[Dataset excerpts start]
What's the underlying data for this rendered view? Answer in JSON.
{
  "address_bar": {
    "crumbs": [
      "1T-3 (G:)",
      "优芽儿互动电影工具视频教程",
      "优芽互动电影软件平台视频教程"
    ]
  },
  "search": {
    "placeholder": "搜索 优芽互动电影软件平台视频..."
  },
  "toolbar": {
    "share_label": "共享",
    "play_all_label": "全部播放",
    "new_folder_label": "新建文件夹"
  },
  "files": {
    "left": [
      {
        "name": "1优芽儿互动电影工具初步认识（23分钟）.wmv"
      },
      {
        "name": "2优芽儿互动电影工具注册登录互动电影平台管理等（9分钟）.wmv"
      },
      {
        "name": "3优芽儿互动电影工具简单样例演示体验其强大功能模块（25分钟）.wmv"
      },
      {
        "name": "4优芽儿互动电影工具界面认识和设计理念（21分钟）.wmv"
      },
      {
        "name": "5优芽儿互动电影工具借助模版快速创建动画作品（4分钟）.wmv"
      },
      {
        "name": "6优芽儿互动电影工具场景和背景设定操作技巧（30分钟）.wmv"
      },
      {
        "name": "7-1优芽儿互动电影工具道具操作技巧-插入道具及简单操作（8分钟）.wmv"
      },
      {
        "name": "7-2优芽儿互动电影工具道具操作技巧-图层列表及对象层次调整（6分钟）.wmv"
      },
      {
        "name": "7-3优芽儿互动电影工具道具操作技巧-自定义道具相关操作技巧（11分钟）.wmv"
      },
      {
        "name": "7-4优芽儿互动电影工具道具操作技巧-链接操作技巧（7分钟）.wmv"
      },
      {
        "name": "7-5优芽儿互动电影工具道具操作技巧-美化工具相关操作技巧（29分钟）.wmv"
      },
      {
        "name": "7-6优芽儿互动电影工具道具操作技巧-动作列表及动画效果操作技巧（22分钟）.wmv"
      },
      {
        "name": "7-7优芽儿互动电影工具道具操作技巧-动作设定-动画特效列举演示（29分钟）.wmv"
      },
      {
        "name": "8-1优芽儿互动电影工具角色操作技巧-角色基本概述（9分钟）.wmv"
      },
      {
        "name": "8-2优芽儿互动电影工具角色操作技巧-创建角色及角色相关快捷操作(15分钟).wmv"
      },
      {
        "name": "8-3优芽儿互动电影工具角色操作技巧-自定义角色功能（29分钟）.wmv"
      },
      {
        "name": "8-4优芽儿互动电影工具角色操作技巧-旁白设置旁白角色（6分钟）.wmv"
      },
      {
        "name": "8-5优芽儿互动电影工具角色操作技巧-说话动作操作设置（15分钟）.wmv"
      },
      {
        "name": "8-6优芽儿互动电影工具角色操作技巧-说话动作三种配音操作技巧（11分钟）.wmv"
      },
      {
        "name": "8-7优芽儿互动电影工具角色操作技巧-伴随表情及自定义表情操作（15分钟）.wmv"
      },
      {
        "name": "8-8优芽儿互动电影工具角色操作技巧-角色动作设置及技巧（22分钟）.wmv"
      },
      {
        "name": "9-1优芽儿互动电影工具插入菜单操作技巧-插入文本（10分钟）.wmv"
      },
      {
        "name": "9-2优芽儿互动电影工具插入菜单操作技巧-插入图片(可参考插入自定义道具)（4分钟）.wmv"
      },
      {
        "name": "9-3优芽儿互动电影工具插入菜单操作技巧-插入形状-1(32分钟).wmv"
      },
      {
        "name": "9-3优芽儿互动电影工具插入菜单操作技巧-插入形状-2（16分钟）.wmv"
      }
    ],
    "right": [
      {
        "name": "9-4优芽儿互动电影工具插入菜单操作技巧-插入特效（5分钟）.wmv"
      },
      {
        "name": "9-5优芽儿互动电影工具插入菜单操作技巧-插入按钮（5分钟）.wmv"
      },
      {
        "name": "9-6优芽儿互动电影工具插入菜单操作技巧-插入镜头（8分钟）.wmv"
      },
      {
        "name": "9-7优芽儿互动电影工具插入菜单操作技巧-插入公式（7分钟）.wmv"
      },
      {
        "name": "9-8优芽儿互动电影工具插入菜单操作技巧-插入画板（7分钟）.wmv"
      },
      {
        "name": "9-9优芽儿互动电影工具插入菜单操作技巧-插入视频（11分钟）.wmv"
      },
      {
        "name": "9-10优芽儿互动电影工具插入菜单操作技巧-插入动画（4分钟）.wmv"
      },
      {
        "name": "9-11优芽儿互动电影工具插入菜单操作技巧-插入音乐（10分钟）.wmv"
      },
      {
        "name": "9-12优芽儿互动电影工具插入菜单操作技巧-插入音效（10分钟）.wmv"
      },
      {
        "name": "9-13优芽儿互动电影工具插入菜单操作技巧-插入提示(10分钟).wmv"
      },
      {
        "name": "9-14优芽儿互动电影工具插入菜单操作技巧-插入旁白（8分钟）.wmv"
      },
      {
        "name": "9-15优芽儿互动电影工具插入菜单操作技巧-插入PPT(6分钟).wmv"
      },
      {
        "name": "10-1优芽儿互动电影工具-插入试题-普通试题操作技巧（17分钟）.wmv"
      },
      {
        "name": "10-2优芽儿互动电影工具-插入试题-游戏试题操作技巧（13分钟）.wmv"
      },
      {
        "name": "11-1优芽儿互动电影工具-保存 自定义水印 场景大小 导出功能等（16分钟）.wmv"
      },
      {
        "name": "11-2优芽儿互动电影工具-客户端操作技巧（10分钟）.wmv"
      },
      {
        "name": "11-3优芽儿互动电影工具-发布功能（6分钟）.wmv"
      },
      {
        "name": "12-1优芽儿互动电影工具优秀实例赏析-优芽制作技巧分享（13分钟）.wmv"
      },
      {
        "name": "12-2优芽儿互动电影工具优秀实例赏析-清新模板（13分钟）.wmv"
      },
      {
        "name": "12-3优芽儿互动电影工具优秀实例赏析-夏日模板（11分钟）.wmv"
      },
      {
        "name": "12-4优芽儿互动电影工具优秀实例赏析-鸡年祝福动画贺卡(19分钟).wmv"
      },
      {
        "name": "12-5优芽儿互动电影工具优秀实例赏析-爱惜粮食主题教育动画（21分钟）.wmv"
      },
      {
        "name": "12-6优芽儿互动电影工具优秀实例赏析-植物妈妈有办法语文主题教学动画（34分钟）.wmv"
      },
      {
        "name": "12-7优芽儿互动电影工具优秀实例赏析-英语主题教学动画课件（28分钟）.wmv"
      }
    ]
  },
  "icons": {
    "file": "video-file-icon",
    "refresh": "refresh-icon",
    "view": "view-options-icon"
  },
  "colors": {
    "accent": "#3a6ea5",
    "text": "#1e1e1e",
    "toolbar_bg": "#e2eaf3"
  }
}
[Dataset excerpts end]
What is being asked.
Copy every line above that holds the word "插入形状".

Final result.
        "name": "9-3优芽儿互动电影工具插入菜单操作技巧-插入形状-1(32分钟).wmv"
        "name": "9-3优芽儿互动电影工具插入菜单操作技巧-插入形状-2（16分钟）.wmv"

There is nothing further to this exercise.